Stored records:

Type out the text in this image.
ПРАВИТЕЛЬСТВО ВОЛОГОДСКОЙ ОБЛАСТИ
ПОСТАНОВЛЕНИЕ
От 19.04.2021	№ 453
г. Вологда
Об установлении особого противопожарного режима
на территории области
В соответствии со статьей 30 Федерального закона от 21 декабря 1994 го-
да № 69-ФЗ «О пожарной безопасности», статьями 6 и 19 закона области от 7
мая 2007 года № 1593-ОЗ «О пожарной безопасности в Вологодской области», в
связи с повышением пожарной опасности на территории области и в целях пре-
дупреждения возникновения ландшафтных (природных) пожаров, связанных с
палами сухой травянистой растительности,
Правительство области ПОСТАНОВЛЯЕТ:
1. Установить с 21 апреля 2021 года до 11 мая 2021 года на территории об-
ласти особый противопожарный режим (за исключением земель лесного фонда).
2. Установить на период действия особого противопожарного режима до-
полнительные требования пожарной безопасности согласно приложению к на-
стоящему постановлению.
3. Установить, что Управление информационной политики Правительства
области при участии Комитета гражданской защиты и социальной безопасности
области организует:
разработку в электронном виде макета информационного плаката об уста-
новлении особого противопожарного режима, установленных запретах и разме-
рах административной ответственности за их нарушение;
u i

---

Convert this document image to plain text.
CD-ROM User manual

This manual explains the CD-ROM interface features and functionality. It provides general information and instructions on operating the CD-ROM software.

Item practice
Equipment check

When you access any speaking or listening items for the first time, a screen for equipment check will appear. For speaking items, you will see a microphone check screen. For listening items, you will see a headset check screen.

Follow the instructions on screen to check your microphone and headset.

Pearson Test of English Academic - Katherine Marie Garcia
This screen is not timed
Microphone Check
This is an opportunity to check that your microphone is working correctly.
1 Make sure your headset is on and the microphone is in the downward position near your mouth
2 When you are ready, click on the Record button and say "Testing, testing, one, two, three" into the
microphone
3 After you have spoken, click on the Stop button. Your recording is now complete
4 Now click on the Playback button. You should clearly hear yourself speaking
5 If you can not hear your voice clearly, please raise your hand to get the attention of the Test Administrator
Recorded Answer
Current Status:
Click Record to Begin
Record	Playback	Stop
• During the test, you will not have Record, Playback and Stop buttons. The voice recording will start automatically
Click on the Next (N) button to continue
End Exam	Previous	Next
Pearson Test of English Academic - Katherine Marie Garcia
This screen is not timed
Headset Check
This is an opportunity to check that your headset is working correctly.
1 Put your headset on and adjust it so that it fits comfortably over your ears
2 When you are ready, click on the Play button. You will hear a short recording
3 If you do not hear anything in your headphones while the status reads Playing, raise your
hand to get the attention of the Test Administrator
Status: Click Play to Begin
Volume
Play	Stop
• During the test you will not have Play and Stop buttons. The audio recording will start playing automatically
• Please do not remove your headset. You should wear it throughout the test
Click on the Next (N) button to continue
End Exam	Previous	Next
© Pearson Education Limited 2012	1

--

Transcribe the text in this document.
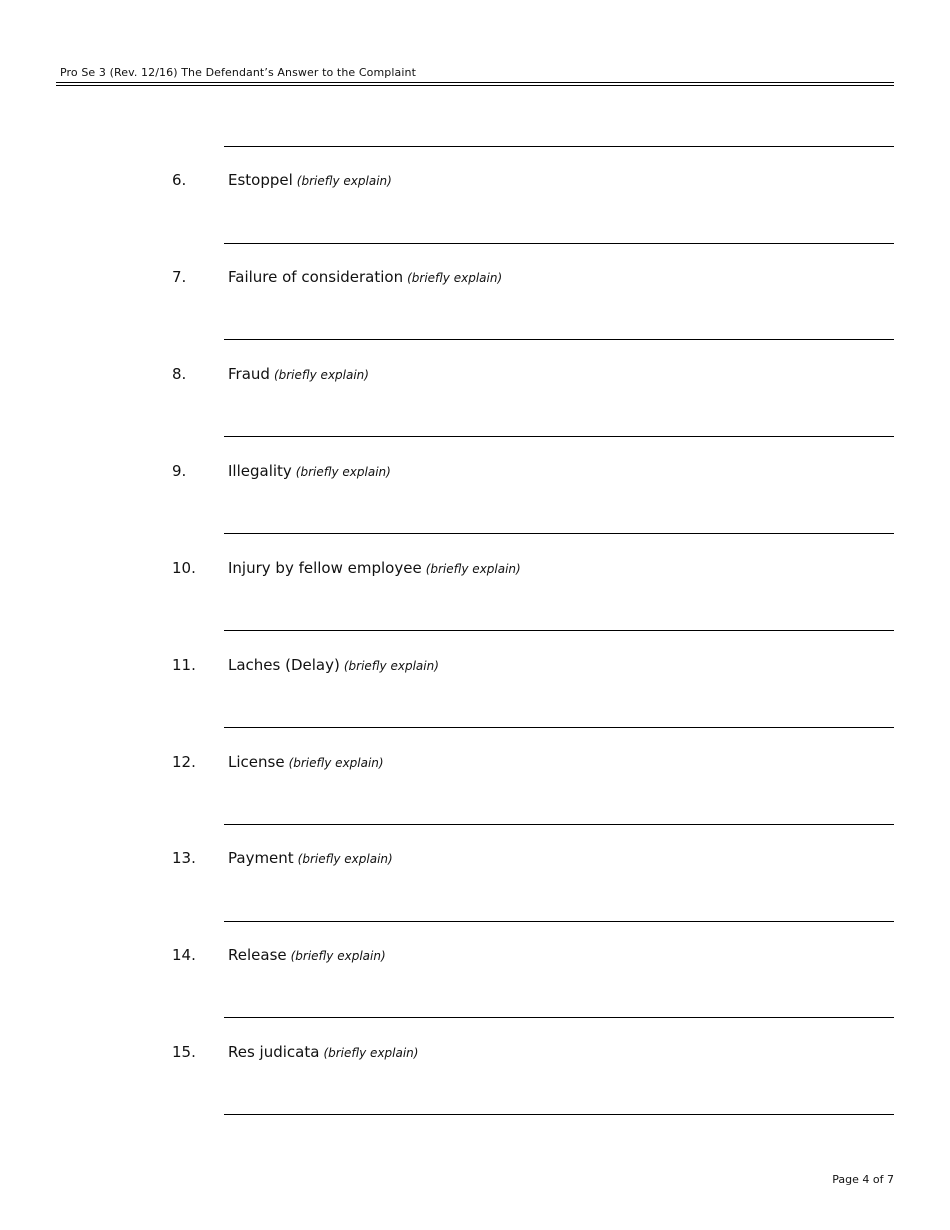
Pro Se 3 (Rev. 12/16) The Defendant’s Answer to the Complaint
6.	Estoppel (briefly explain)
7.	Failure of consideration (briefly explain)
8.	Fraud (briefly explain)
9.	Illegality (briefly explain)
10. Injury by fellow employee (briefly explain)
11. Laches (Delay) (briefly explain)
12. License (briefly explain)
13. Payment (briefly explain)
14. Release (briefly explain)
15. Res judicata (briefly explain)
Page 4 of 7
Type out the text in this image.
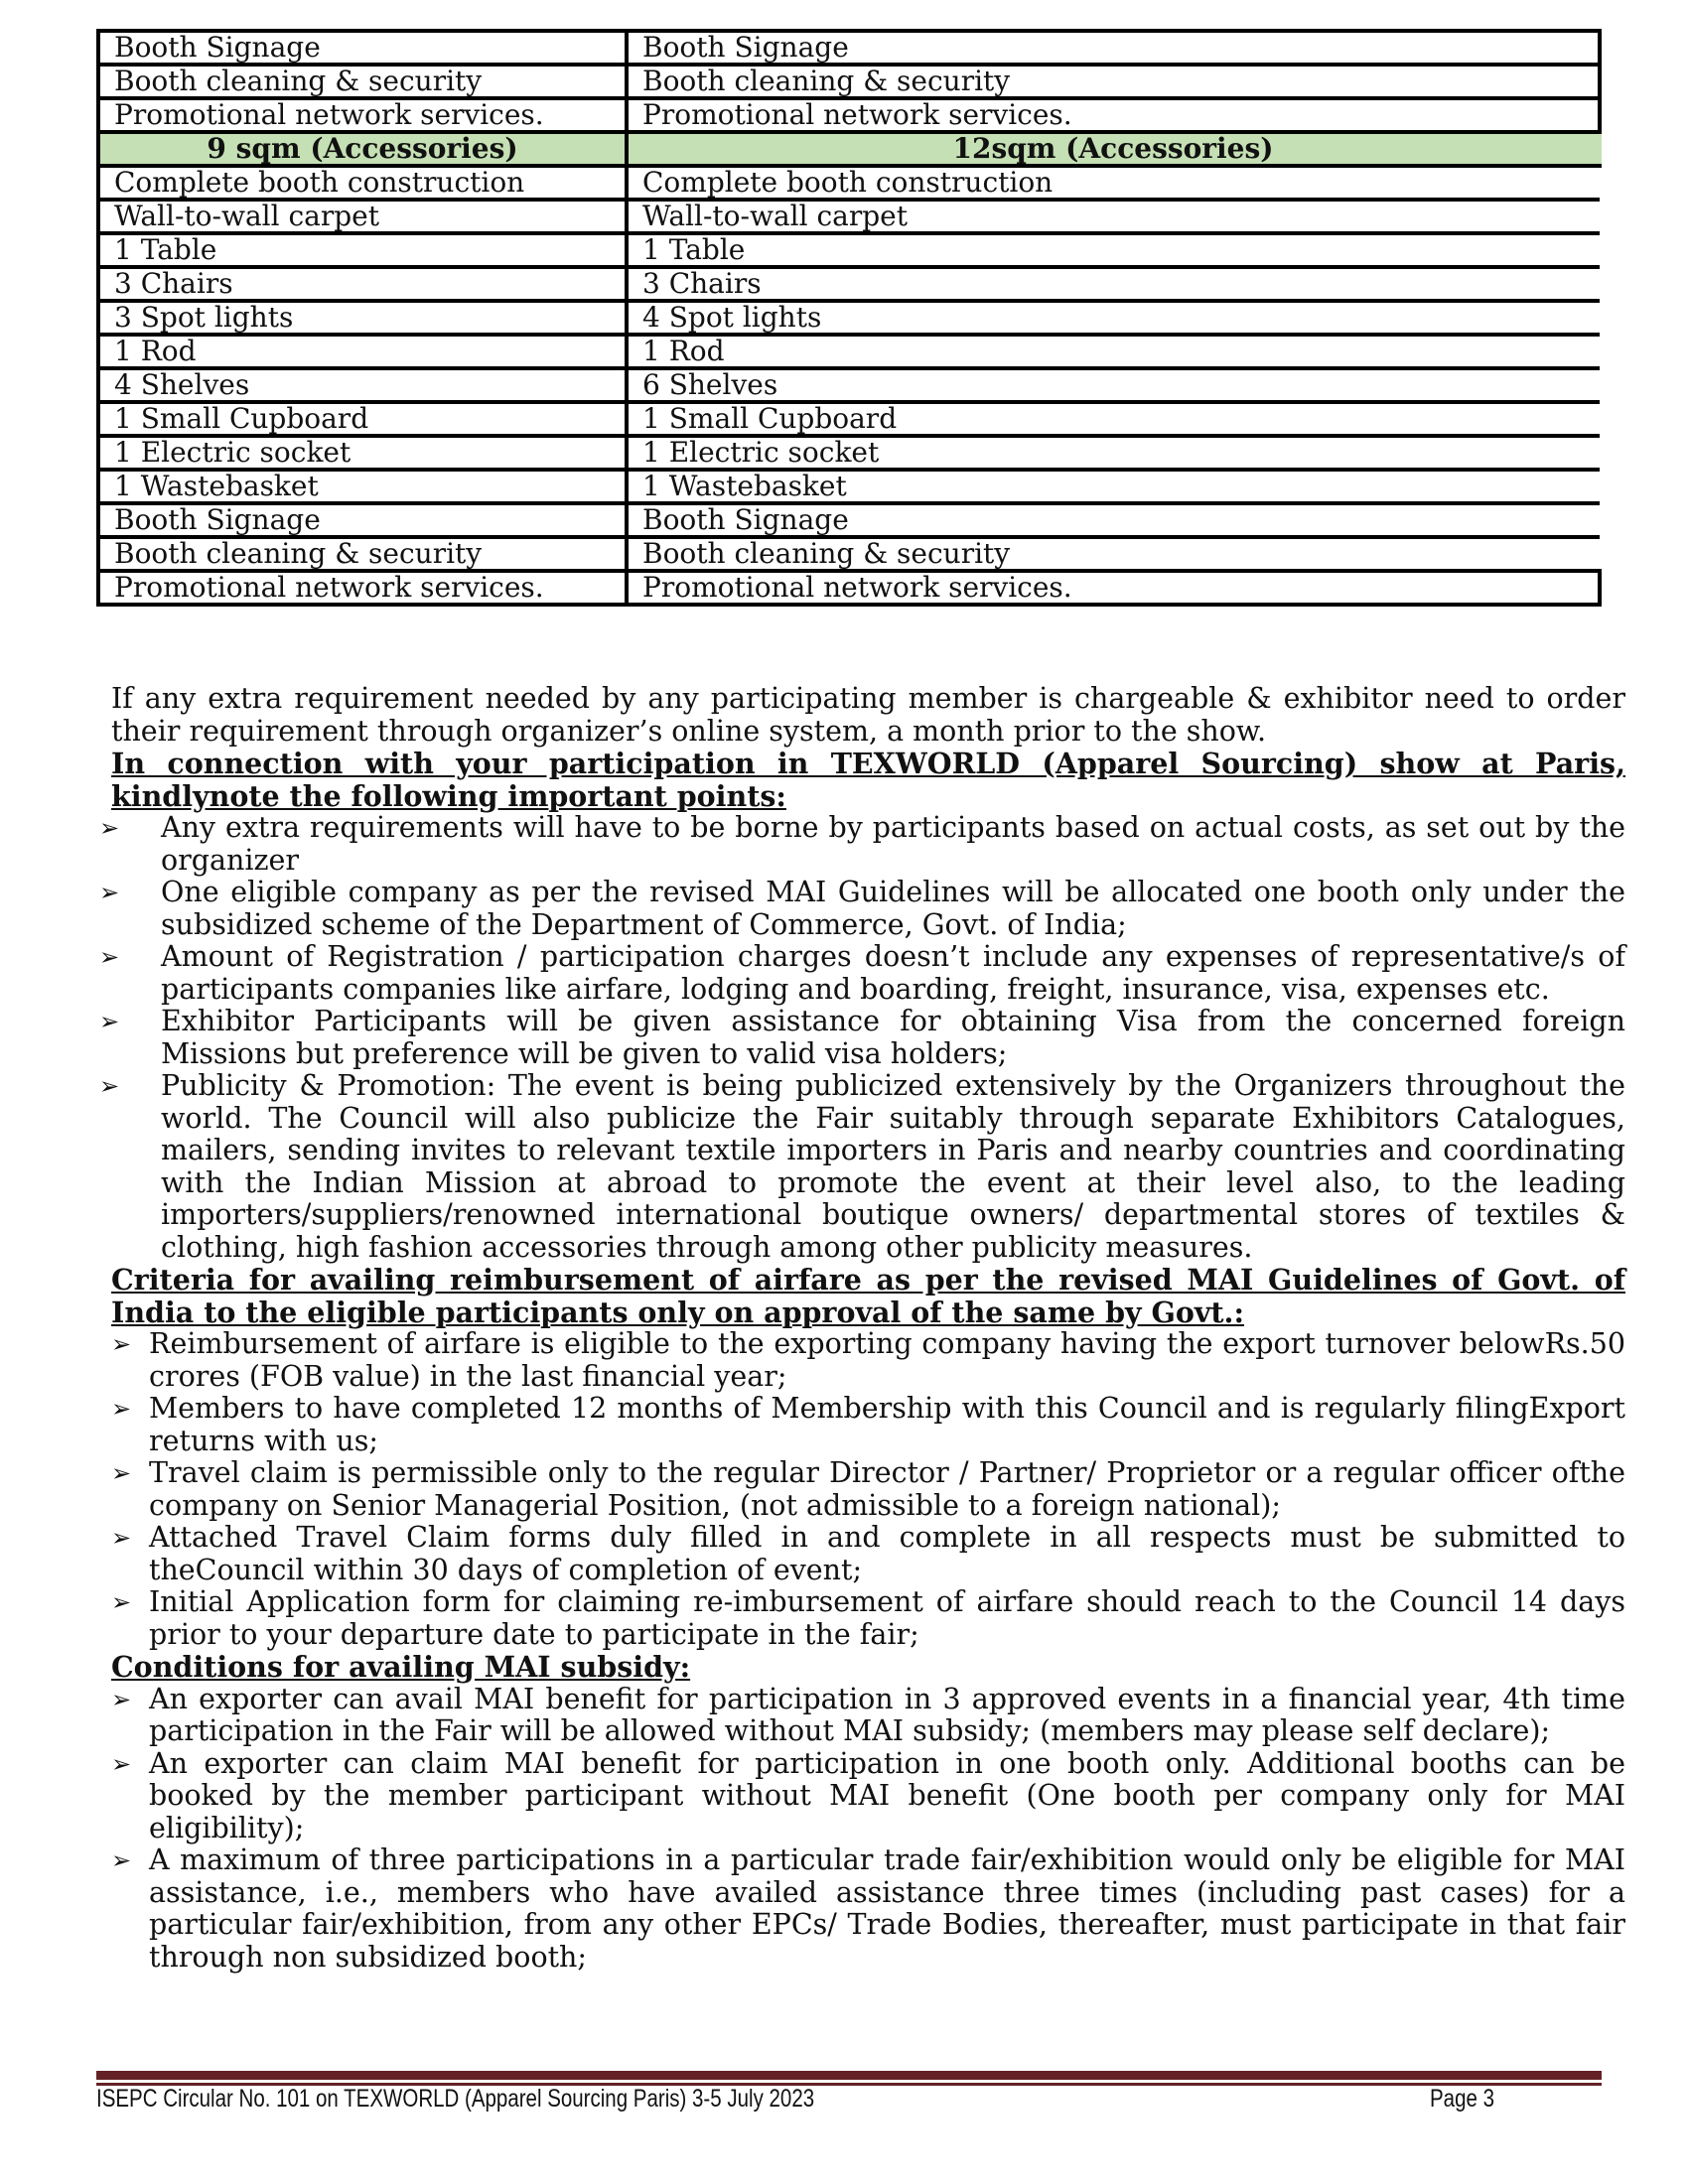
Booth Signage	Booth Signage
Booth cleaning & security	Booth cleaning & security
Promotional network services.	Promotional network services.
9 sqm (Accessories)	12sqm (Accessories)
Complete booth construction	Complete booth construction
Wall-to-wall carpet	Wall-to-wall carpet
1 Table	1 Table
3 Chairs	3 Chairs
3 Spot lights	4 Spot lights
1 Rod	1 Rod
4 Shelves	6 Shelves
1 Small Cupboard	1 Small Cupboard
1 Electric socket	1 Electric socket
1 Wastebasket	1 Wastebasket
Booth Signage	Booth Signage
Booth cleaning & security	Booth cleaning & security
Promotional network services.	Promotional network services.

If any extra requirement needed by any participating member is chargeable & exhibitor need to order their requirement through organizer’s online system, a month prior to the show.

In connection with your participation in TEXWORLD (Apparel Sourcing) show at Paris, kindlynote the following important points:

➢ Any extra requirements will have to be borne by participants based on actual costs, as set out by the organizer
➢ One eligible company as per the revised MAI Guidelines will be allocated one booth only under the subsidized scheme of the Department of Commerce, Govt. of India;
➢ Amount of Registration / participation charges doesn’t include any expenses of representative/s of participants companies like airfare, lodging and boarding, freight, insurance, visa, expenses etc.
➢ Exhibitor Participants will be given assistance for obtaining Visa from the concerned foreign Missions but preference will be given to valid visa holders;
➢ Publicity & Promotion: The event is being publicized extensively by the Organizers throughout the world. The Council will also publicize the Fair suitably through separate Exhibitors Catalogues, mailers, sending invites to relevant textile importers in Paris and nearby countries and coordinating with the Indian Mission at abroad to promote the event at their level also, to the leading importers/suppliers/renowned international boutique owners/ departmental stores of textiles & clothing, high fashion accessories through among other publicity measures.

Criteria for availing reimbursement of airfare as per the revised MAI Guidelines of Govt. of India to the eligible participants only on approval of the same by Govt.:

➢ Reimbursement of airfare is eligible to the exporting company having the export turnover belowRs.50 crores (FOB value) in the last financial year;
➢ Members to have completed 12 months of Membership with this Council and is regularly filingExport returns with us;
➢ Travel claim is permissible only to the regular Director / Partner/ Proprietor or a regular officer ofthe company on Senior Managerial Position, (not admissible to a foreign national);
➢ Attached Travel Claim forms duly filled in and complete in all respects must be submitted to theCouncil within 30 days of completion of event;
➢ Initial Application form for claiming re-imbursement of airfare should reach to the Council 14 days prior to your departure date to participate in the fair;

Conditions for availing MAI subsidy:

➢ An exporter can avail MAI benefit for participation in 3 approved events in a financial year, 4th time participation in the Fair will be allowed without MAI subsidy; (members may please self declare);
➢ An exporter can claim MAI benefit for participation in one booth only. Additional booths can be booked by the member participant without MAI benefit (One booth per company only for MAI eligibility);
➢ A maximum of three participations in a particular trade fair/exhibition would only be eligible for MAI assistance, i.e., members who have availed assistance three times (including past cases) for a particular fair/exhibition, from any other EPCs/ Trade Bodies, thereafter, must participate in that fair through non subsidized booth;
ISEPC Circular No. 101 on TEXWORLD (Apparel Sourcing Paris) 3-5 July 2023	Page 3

§ GIVEN INSTRUCTION
Exactly how many lines of the listing above contain the string "subsidy"? Give no more than the number.

§ FINAL ANSWER
2